# DIRECTIONS FOR THIS TASK:
Copy each line below in which the string "Nationala" occurs.

# Dataset entries:
---*---
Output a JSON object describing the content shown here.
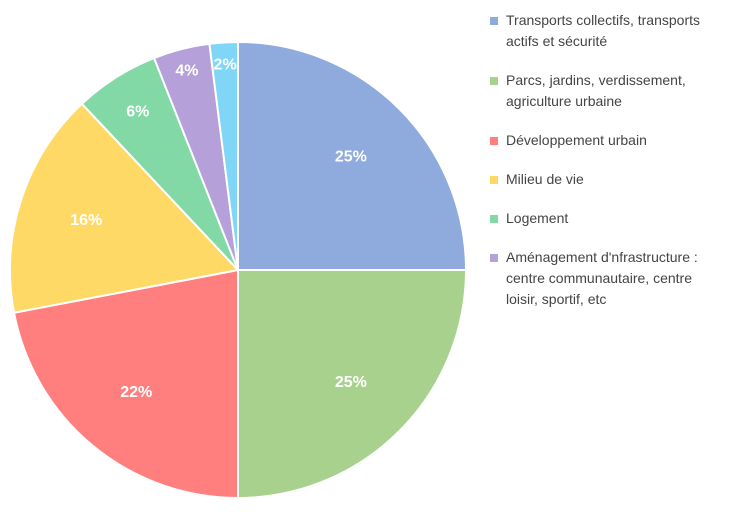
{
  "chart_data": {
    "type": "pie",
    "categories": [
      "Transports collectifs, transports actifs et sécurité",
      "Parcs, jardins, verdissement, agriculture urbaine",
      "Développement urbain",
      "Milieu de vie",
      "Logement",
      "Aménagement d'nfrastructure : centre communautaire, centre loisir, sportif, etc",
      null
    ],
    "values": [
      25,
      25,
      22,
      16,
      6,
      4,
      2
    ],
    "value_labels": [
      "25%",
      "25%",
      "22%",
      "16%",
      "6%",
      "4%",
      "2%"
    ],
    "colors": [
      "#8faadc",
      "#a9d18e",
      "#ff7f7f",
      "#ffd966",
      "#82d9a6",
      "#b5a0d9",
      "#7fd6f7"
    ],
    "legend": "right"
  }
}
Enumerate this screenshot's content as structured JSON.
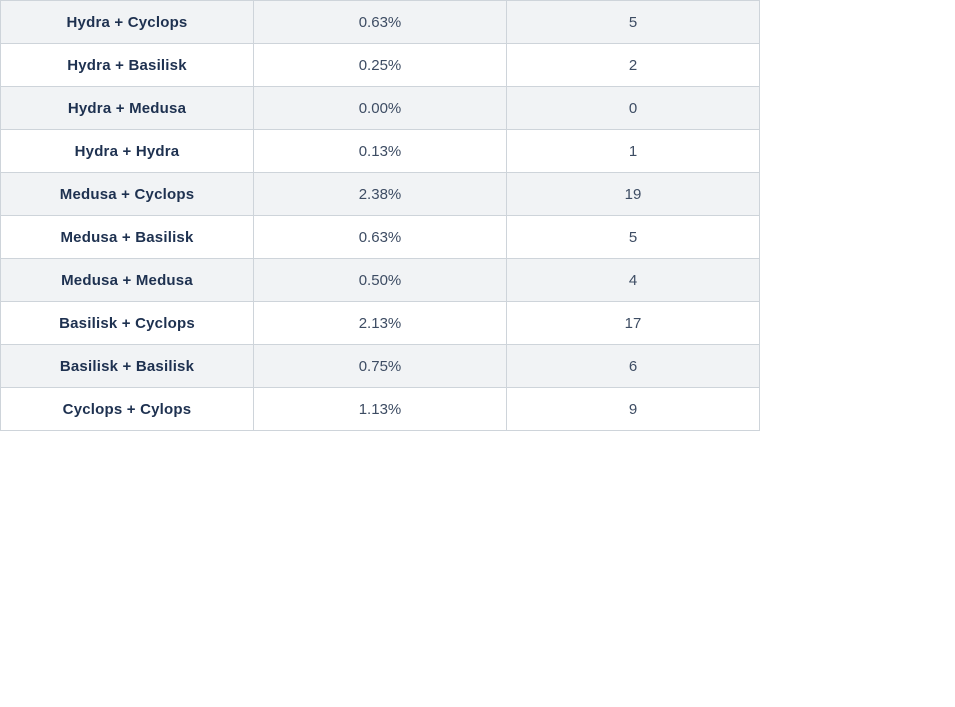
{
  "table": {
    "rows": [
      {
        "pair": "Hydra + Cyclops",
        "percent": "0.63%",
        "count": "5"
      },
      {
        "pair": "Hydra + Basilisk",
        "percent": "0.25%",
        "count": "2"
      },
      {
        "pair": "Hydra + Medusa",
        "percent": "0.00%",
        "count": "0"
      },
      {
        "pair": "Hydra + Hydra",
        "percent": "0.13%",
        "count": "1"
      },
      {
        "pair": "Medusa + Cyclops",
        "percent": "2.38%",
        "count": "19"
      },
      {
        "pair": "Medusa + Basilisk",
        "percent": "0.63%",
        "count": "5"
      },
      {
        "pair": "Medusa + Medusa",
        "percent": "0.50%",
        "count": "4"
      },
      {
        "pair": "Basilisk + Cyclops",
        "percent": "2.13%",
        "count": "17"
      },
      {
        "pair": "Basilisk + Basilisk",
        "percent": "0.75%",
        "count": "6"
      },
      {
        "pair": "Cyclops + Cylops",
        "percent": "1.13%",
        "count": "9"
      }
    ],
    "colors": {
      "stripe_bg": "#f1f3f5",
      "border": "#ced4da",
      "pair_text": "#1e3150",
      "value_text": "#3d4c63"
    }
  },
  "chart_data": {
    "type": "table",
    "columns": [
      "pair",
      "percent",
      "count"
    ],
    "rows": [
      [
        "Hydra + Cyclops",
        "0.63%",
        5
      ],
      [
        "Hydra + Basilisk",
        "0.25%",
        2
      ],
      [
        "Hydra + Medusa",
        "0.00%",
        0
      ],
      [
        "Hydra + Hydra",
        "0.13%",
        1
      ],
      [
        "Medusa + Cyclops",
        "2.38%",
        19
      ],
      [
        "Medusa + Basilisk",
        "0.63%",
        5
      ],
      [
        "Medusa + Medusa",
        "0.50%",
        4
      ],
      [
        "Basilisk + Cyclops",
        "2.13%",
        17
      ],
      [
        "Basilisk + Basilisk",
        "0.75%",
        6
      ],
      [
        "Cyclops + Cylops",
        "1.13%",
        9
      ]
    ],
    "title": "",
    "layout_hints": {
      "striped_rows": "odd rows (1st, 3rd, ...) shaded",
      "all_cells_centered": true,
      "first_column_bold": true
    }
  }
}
---*---
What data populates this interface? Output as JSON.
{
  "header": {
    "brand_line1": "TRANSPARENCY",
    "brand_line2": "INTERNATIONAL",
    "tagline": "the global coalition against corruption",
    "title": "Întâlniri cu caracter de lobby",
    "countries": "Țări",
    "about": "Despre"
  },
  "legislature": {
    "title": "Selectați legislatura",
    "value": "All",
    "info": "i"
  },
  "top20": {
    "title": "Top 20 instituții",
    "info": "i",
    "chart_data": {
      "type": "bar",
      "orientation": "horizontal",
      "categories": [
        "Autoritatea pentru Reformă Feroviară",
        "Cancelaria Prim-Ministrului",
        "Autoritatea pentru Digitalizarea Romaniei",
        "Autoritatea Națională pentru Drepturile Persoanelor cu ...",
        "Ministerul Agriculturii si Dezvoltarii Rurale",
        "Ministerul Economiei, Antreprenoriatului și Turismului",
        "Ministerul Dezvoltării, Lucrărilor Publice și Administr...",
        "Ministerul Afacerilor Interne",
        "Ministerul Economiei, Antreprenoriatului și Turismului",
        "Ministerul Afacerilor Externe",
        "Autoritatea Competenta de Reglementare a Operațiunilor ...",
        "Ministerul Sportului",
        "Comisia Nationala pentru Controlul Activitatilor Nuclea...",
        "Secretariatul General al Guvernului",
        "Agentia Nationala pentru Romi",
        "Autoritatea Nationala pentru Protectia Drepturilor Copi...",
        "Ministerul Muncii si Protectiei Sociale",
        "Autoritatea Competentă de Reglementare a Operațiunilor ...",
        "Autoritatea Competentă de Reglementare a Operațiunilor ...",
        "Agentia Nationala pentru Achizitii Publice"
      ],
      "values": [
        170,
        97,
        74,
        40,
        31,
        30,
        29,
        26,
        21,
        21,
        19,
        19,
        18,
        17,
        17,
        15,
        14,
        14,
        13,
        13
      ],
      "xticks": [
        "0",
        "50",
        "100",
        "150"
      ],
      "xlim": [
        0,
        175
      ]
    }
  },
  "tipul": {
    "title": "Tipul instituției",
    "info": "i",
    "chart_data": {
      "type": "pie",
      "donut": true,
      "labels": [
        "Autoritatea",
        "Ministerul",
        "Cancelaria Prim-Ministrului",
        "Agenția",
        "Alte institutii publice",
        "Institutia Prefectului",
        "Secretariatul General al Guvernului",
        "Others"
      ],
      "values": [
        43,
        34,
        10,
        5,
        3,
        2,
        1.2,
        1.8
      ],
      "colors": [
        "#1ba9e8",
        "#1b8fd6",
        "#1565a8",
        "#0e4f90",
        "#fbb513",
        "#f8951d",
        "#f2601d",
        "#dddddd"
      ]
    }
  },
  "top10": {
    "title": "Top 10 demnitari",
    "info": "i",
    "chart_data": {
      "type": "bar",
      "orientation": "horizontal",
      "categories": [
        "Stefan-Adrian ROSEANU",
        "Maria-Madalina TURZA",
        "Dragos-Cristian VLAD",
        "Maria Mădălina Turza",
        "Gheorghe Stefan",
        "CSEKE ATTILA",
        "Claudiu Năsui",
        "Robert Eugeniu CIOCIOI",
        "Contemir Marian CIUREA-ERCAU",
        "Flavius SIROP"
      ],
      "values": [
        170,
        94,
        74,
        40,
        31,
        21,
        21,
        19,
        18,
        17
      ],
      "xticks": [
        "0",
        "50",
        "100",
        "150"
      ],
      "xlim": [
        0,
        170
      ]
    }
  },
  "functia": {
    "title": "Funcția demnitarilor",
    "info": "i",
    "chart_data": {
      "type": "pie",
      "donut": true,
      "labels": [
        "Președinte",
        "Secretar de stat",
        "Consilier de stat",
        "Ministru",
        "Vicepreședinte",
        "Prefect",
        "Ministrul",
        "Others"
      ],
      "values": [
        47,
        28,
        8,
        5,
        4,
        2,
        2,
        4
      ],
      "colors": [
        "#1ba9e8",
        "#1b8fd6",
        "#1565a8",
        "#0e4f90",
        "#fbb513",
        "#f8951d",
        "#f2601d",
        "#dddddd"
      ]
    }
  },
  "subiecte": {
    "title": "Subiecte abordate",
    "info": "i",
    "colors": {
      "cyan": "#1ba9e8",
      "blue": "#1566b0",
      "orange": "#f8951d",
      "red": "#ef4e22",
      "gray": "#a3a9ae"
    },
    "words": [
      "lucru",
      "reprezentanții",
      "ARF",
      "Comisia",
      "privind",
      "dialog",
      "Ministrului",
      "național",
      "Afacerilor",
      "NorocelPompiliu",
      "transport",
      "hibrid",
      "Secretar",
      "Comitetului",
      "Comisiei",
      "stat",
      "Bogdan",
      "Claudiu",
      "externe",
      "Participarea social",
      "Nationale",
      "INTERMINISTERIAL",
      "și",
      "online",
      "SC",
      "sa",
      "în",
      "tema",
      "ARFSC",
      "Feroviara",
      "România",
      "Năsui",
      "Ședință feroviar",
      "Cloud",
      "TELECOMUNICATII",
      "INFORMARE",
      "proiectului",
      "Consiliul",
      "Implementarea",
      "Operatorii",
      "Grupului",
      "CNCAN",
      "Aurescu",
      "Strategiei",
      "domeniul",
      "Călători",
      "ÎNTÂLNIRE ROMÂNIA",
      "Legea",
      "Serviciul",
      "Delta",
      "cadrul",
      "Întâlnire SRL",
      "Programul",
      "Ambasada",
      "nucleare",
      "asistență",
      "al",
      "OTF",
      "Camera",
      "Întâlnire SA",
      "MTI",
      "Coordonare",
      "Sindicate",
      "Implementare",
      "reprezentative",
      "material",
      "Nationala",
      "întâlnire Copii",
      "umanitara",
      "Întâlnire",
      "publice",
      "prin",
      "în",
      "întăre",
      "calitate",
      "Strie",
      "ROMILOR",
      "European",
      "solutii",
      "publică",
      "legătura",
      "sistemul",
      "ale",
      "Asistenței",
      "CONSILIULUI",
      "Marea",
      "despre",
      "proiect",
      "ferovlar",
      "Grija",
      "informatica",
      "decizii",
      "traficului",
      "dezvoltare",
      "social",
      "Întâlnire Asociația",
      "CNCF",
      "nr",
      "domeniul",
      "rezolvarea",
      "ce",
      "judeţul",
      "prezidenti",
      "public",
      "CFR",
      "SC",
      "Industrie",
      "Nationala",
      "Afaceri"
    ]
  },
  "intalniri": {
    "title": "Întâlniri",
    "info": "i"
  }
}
---*---
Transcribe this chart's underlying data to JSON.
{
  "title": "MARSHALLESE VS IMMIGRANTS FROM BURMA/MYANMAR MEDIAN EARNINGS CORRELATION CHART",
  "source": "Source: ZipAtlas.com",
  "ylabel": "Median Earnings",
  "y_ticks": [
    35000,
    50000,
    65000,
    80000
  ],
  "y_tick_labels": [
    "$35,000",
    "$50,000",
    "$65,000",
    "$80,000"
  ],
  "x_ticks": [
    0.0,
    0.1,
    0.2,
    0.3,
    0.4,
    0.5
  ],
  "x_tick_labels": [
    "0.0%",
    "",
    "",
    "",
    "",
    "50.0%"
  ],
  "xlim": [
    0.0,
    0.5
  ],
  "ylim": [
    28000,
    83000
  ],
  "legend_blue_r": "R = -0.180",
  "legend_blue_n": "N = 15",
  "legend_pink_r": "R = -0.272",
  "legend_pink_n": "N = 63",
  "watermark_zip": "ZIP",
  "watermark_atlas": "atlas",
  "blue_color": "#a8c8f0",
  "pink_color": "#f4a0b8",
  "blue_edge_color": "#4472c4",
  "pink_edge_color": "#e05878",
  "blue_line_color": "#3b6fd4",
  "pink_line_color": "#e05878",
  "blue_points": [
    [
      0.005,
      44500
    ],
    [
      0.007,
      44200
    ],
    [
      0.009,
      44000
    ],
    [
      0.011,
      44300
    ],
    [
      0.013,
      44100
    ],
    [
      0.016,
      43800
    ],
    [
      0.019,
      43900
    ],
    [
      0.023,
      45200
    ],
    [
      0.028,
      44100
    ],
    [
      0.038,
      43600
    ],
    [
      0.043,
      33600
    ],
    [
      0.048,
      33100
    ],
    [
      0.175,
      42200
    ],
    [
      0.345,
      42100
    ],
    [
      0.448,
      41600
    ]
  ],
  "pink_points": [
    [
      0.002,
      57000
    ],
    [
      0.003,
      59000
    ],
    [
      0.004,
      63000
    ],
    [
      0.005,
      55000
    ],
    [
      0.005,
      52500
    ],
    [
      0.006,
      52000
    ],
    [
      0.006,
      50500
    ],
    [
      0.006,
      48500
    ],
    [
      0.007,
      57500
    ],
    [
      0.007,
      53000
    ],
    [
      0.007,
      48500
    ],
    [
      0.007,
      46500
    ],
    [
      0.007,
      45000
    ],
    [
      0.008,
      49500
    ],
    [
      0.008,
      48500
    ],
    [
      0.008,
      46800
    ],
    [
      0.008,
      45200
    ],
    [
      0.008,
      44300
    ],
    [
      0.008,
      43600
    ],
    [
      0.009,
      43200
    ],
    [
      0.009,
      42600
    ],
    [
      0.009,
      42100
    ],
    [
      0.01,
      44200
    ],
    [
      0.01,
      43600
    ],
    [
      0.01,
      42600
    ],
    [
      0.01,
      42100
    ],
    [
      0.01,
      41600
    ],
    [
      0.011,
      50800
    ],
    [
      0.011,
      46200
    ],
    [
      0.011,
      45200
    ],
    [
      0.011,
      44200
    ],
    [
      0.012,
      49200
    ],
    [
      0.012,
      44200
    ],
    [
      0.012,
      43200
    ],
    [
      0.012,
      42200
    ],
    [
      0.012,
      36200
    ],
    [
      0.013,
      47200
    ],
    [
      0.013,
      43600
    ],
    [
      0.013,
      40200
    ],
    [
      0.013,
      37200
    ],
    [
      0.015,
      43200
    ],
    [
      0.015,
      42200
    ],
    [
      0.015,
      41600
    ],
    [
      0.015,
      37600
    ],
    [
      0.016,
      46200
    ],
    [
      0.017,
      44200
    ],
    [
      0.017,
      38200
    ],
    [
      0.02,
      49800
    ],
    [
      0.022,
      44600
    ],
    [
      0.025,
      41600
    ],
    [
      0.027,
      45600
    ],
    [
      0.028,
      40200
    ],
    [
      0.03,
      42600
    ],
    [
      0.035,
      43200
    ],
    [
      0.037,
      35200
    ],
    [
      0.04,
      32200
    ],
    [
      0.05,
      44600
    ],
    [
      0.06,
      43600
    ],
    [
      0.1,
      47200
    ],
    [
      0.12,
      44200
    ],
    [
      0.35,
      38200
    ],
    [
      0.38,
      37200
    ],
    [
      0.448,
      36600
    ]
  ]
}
---*---
# EXERCISE ANSWER:
        "Comisia Nationala pentru Controlul Activitatilor Nuclea...",
        "Agentia Nationala pentru Romi",
        "Autoritatea Nationala pentru Protectia Drepturilor Copi...",
        "Agentia Nationala pentru Achizitii Publice"
      "Nationala",
      "Nationala",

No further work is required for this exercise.